[[ INPUT DATA open ]]

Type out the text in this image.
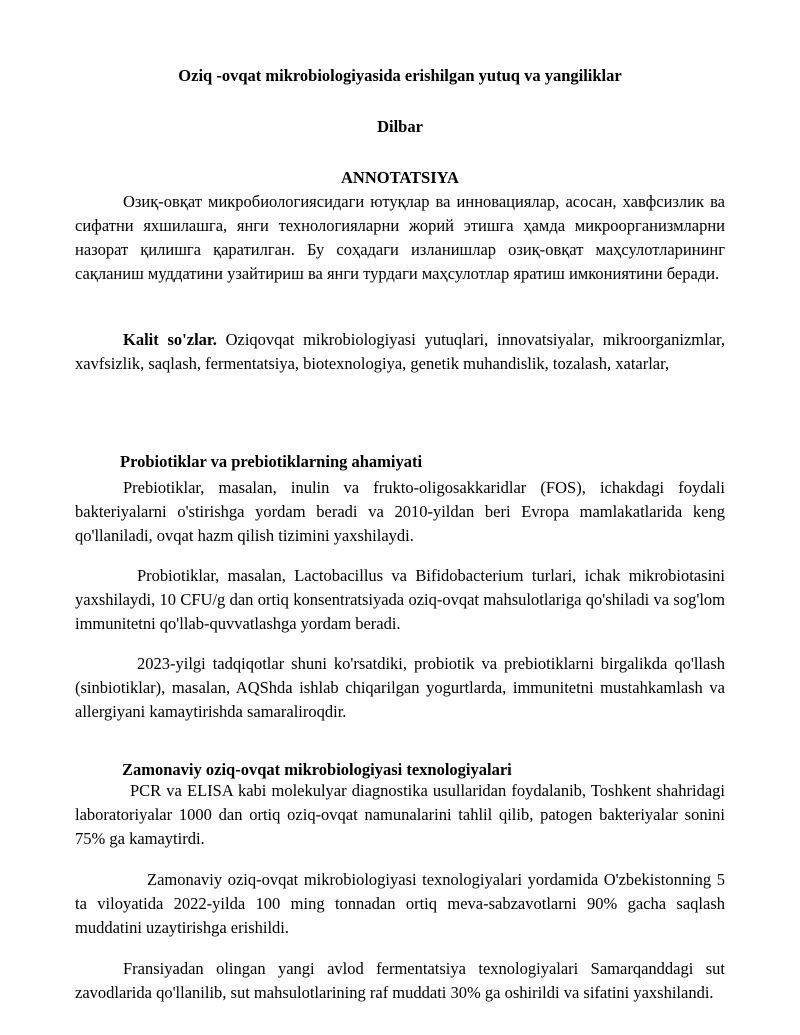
Oziq -ovqat mikrobiologiyasida erishilgan yutuq va yangiliklar
Dilbar
ANNOTATSIYA

Озиқ-овқат микробиологиясидаги ютуқлар ва инновациялар, асосан, хавфсизлик ва сифатни яхшилашга, янги технологияларни жорий этишга ҳамда микроорганизмларни назорат қилишга қаратилган. Бу соҳадаги изланишлар озиқ-овқат маҳсулотларининг сақланиш муддатини узайтириш ва янги турдаги маҳсулотлар яратиш имкониятини беради.

Kalit so'zlar. Oziqovqat mikrobiologiyasi yutuqlari, innovatsiyalar, mikroorganizmlar, xavfsizlik, saqlash, fermentatsiya, biotexnologiya, genetik muhandislik, tozalash, xatarlar,

Probiotiklar va prebiotiklarning ahamiyati

Prebiotiklar, masalan, inulin va frukto-oligosakkaridlar (FOS), ichakdagi foydali bakteriyalarni o'stirishga yordam beradi va 2010-yildan beri Evropa mamlakatlarida keng qo'llaniladi, ovqat hazm qilish tizimini yaxshilaydi.

Probiotiklar, masalan, Lactobacillus va Bifidobacterium turlari, ichak mikrobiotasini yaxshilaydi, 10 CFU/g dan ortiq konsentratsiyada oziq-ovqat mahsulotlariga qo'shiladi va sog'lom immunitetni qo'llab-quvvatlashga yordam beradi.

2023-yilgi tadqiqotlar shuni ko'rsatdiki, probiotik va prebiotiklarni birgalikda qo'llash (sinbiotiklar), masalan, AQShda ishlab chiqarilgan yogurtlarda, immunitetni mustahkamlash va allergiyani kamaytirishda samaraliroqdir.

Zamonaviy oziq-ovqat mikrobiologiyasi texnologiyalari

PCR va ELISA kabi molekulyar diagnostika usullaridan foydalanib, Toshkent shahridagi laboratoriyalar 1000 dan ortiq oziq-ovqat namunalarini tahlil qilib, patogen bakteriyalar sonini 75% ga kamaytirdi.

Zamonaviy oziq-ovqat mikrobiologiyasi texnologiyalari yordamida O'zbekistonning 5 ta viloyatida 2022-yilda 100 ming tonnadan ortiq meva-sabzavotlarni 90% gacha saqlash muddatini uzaytirishga erishildi.

Fransiyadan olingan yangi avlod fermentatsiya texnologiyalari Samarqanddagi sut zavodlarida qo'llanilib, sut mahsulotlarining raf muddati 30% ga oshirildi va sifatini yaxshilandi.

[[ INPUT DATA closed ]]

YOUR TASK:
Your answer should consist of copies of the lines above that include the string "masalan".

RESPONSE BELOW:
Prebiotiklar, masalan, inulin va frukto-oligosakkaridlar (FOS), ichakdagi foydali bakteriyalarni o'stirishga yordam beradi va 2010-yildan beri Evropa mamlakatlarida keng qo'llaniladi, ovqat hazm qilish tizimini yaxshilaydi.
Probiotiklar, masalan, Lactobacillus va Bifidobacterium turlari, ichak mikrobiotasini yaxshilaydi, 10 CFU/g dan ortiq konsentratsiyada oziq-ovqat mahsulotlariga qo'shiladi va sog'lom immunitetni qo'llab-quvvatlashga yordam beradi.
2023-yilgi tadqiqotlar shuni ko'rsatdiki, probiotik va prebiotiklarni birgalikda qo'llash (sinbiotiklar), masalan, AQShda ishlab chiqarilgan yogurtlarda, immunitetni mustahkamlash va allergiyani kamaytirishda samaraliroqdir.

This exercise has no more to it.